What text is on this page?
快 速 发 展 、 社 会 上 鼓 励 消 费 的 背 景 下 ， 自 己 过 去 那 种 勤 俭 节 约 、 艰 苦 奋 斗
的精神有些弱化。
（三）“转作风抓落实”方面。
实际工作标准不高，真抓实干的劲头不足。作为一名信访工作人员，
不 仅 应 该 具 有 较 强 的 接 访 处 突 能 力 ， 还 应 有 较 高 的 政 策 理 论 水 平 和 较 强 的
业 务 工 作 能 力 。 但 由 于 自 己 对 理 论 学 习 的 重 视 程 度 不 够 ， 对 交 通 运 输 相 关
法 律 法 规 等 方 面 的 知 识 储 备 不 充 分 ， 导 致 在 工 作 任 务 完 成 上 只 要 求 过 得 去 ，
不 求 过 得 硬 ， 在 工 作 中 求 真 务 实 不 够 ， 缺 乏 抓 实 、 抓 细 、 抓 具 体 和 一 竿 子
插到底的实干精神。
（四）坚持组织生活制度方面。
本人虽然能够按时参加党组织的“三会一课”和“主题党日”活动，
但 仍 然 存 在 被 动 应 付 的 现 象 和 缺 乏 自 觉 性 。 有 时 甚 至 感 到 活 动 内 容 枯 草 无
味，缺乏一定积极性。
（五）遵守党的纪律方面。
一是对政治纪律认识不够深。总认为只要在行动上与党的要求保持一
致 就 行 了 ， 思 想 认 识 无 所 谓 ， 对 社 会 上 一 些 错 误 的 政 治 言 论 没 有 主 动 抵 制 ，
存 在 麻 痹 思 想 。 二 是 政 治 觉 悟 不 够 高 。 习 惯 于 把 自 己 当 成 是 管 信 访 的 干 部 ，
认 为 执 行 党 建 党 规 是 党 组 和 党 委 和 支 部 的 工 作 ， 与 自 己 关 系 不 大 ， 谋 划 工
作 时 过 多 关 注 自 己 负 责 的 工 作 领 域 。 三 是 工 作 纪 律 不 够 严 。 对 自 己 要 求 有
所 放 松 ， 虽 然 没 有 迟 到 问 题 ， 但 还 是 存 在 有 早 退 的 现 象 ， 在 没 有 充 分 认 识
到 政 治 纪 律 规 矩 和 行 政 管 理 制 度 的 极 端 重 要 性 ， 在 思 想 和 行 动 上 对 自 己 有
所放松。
★ ★ ★
__TASK DESCRIPTION__.
Transcribe each entry precisely, missing none.

__FINAL RESULT__.
What text is on this page?
快 速 发 展 、 社 会 上 鼓 励 消 费 的 背 景 下 ， 自 己 过 去 那 种 勤 俭 节 约 、 艰 苦 奋 斗
的精神有些弱化。
（三）“转作风抓落实”方面。
实际工作标准不高，真抓实干的劲头不足。作为一名信访工作人员，
不 仅 应 该 具 有 较 强 的 接 访 处 突 能 力 ， 还 应 有 较 高 的 政 策 理 论 水 平 和 较 强 的
业 务 工 作 能 力 。 但 由 于 自 己 对 理 论 学 习 的 重 视 程 度 不 够 ， 对 交 通 运 输 相 关
法 律 法 规 等 方 面 的 知 识 储 备 不 充 分 ， 导 致 在 工 作 任 务 完 成 上 只 要 求 过 得 去 ，
不 求 过 得 硬 ， 在 工 作 中 求 真 务 实 不 够 ， 缺 乏 抓 实 、 抓 细 、 抓 具 体 和 一 竿 子
插到底的实干精神。
（四）坚持组织生活制度方面。
本人虽然能够按时参加党组织的“三会一课”和“主题党日”活动，
但 仍 然 存 在 被 动 应 付 的 现 象 和 缺 乏 自 觉 性 。 有 时 甚 至 感 到 活 动 内 容 枯 草 无
味，缺乏一定积极性。
（五）遵守党的纪律方面。
一是对政治纪律认识不够深。总认为只要在行动上与党的要求保持一
致 就 行 了 ， 思 想 认 识 无 所 谓 ， 对 社 会 上 一 些 错 误 的 政 治 言 论 没 有 主 动 抵 制 ，
存 在 麻 痹 思 想 。 二 是 政 治 觉 悟 不 够 高 。 习 惯 于 把 自 己 当 成 是 管 信 访 的 干 部 ，
认 为 执 行 党 建 党 规 是 党 组 和 党 委 和 支 部 的 工 作 ， 与 自 己 关 系 不 大 ， 谋 划 工
作 时 过 多 关 注 自 己 负 责 的 工 作 领 域 。 三 是 工 作 纪 律 不 够 严 。 对 自 己 要 求 有
所 放 松 ， 虽 然 没 有 迟 到 问 题 ， 但 还 是 存 在 有 早 退 的 现 象 ， 在 没 有 充 分 认 识
到 政 治 纪 律 规 矩 和 行 政 管 理 制 度 的 极 端 重 要 性 ， 在 思 想 和 行 动 上 对 自 己 有
所放松。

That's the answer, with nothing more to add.